Problem statement
Print the listing below without changes, from its first line through the line that contains "clockwise-toggle[interactable]: Clockwise xyxy=(521,637,584,647)", including both of those lines.
START Task data
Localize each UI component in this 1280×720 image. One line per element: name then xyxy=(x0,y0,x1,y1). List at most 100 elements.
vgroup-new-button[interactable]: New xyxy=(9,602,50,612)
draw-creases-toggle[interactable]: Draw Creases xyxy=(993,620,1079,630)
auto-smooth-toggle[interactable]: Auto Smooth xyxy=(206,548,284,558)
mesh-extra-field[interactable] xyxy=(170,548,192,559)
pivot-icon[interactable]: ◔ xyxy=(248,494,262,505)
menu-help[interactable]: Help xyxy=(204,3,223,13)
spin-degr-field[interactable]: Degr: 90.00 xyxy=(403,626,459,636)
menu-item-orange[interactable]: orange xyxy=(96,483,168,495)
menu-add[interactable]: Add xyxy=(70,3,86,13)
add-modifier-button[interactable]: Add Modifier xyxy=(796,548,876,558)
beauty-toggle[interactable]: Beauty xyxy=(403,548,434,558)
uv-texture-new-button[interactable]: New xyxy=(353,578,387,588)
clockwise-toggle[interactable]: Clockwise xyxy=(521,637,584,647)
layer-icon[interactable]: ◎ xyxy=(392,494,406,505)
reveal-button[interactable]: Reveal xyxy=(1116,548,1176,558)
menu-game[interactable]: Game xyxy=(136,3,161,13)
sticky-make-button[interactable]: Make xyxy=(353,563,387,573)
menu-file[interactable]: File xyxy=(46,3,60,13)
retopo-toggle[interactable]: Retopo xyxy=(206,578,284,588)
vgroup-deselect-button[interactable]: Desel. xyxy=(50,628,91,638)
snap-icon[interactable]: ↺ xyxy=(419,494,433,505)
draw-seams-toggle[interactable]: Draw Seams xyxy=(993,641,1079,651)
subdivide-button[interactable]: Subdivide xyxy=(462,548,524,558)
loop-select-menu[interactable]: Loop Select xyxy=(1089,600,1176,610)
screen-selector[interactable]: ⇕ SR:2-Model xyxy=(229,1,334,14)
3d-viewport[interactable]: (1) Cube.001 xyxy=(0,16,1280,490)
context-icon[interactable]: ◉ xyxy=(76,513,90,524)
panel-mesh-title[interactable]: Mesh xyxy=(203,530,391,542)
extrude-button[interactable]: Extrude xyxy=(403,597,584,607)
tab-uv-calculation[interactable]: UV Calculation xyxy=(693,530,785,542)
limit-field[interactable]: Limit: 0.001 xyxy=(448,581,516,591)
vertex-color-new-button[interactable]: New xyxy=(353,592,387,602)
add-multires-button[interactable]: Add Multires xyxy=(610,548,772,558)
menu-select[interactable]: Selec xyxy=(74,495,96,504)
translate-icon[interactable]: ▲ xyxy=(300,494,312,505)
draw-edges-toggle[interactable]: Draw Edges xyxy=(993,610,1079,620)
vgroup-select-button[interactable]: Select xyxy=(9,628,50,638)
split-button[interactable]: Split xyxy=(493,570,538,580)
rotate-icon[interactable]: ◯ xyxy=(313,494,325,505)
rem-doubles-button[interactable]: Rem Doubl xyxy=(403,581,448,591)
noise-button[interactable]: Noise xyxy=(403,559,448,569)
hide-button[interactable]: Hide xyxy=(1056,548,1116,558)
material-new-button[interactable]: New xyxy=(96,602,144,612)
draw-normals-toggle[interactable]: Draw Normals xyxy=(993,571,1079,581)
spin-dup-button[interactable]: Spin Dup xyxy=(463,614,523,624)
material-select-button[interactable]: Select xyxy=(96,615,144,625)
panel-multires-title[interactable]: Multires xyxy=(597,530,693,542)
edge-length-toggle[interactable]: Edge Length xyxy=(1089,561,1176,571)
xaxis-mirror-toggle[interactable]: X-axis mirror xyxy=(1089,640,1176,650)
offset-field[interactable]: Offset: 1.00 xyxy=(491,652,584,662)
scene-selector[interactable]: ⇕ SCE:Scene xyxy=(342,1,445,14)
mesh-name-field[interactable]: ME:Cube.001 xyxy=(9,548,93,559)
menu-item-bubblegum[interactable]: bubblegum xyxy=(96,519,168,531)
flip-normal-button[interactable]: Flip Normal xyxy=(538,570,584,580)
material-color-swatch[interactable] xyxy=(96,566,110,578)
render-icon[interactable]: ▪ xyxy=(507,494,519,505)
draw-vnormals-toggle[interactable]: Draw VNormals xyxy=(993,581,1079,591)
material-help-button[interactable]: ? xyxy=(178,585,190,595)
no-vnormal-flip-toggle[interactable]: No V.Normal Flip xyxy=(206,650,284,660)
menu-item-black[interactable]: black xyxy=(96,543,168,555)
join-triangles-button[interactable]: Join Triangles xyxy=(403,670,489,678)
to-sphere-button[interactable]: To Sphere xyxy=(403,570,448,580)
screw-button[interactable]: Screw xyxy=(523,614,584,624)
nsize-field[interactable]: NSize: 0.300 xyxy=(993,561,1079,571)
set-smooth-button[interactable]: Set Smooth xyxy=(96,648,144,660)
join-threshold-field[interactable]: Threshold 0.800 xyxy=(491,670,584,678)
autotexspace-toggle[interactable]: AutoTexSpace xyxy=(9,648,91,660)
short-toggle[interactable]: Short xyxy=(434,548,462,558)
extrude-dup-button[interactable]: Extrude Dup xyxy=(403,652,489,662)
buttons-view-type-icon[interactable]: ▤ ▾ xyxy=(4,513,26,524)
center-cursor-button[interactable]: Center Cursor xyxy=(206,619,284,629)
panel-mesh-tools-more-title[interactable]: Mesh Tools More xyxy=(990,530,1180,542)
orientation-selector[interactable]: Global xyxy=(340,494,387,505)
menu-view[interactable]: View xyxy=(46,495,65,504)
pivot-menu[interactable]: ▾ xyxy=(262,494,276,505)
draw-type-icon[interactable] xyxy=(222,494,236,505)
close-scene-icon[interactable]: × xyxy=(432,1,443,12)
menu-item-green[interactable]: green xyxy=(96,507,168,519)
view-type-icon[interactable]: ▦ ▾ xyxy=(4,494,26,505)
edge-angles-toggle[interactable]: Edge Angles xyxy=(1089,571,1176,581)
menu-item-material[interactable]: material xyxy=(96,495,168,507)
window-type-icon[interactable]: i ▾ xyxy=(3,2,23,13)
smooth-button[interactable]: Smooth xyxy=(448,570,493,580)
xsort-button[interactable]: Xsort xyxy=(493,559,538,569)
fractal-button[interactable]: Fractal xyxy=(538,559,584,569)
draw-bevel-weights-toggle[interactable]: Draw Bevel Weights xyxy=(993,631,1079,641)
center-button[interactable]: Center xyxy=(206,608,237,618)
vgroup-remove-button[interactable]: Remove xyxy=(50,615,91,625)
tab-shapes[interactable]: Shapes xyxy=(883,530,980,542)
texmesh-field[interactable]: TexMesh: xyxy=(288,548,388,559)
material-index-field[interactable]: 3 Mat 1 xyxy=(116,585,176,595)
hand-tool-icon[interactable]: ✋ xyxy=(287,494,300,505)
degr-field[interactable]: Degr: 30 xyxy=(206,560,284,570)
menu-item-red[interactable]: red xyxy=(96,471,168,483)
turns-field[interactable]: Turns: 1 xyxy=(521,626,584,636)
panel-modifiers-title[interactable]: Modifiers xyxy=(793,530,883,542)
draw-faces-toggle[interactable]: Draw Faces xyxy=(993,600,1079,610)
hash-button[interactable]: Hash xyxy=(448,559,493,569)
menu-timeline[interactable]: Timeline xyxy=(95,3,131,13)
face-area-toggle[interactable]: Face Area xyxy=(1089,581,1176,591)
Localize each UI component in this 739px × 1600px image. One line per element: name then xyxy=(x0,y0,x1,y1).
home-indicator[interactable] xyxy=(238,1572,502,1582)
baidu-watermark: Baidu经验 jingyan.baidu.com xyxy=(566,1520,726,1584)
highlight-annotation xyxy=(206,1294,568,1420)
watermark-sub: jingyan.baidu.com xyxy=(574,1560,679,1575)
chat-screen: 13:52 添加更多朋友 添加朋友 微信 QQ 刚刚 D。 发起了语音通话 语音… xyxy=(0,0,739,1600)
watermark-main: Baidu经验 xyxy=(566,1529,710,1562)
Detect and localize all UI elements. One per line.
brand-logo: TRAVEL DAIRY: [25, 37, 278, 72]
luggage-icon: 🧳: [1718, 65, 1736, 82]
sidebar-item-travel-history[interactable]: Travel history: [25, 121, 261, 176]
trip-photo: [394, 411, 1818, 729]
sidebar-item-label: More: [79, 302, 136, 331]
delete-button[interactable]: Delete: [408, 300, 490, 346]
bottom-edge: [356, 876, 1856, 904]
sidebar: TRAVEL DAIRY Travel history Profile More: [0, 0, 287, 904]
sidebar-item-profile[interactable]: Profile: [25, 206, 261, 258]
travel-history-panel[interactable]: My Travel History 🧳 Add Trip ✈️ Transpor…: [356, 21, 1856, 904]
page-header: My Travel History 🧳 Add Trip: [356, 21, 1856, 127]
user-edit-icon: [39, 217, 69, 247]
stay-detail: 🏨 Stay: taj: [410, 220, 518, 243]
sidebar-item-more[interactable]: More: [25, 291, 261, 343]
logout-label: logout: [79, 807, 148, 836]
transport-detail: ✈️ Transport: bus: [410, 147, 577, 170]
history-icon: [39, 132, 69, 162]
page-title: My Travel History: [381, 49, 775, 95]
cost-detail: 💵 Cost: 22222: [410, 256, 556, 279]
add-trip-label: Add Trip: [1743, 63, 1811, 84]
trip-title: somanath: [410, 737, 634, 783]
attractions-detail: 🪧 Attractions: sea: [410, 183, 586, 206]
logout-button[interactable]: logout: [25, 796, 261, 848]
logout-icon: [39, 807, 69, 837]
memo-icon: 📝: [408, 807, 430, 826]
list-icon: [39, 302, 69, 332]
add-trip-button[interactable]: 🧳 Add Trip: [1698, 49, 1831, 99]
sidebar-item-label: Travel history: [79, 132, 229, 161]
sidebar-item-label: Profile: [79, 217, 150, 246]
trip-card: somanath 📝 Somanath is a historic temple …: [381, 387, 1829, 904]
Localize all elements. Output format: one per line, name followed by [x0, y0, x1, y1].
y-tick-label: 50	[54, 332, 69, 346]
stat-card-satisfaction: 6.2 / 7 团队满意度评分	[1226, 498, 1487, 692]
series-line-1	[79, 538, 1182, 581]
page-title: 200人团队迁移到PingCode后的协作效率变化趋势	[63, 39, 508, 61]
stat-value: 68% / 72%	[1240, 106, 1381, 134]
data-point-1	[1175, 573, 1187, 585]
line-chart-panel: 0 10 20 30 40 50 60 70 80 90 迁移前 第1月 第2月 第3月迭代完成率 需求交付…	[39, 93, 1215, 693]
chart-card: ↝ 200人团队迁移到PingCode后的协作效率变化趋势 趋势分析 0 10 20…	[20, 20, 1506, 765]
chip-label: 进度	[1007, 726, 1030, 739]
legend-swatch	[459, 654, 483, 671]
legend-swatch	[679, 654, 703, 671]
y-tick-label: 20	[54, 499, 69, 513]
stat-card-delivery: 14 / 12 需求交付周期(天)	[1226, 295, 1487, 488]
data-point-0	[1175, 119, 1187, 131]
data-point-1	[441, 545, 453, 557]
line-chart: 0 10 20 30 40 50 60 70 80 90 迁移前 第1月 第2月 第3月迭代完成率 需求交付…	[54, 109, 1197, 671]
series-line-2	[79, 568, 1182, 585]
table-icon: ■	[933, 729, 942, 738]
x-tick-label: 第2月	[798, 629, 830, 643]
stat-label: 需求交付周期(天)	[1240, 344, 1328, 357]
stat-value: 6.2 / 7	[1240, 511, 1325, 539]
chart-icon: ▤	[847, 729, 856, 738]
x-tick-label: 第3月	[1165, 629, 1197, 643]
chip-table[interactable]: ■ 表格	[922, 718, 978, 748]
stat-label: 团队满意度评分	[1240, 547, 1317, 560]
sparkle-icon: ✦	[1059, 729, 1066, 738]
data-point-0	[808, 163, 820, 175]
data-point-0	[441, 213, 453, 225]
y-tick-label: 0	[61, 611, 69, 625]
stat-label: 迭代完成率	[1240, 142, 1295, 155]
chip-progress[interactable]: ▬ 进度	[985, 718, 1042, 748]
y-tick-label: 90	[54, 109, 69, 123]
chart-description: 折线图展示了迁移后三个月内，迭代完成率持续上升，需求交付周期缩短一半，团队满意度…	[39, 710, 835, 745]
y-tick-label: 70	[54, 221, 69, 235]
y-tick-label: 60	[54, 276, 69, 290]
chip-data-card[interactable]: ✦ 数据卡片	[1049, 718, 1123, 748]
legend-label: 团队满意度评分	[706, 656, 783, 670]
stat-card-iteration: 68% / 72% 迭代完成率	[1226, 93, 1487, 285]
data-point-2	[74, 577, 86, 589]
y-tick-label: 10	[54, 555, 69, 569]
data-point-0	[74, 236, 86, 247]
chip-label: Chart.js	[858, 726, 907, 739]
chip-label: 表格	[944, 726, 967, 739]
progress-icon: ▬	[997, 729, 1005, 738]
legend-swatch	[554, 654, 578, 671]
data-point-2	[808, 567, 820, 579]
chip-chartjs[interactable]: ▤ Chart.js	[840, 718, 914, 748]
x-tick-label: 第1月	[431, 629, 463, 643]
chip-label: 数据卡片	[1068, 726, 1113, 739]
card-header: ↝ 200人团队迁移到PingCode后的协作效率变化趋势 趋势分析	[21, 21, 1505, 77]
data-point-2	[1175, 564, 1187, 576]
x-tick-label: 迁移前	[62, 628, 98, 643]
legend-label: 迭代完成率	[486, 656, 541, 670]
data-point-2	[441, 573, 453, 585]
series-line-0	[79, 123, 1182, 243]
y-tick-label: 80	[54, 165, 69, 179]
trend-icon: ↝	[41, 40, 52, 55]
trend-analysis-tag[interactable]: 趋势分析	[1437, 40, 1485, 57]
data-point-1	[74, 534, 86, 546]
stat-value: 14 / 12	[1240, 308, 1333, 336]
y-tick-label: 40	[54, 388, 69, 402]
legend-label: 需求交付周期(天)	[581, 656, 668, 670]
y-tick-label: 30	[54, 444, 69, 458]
END Task data
Solution to this problem
Localize each UI component in this 1280×720 image. One line per element: name then xyxy=(x0,y0,x1,y1). List at most 100 elements.
vgroup-new-button[interactable]: New xyxy=(9,602,50,612)
draw-creases-toggle[interactable]: Draw Creases xyxy=(993,620,1079,630)
auto-smooth-toggle[interactable]: Auto Smooth xyxy=(206,548,284,558)
mesh-extra-field[interactable] xyxy=(170,548,192,559)
pivot-icon[interactable]: ◔ xyxy=(248,494,262,505)
menu-help[interactable]: Help xyxy=(204,3,223,13)
spin-degr-field[interactable]: Degr: 90.00 xyxy=(403,626,459,636)
menu-item-orange[interactable]: orange xyxy=(96,483,168,495)
menu-add[interactable]: Add xyxy=(70,3,86,13)
add-modifier-button[interactable]: Add Modifier xyxy=(796,548,876,558)
beauty-toggle[interactable]: Beauty xyxy=(403,548,434,558)
uv-texture-new-button[interactable]: New xyxy=(353,578,387,588)
clockwise-toggle[interactable]: Clockwise xyxy=(521,637,584,647)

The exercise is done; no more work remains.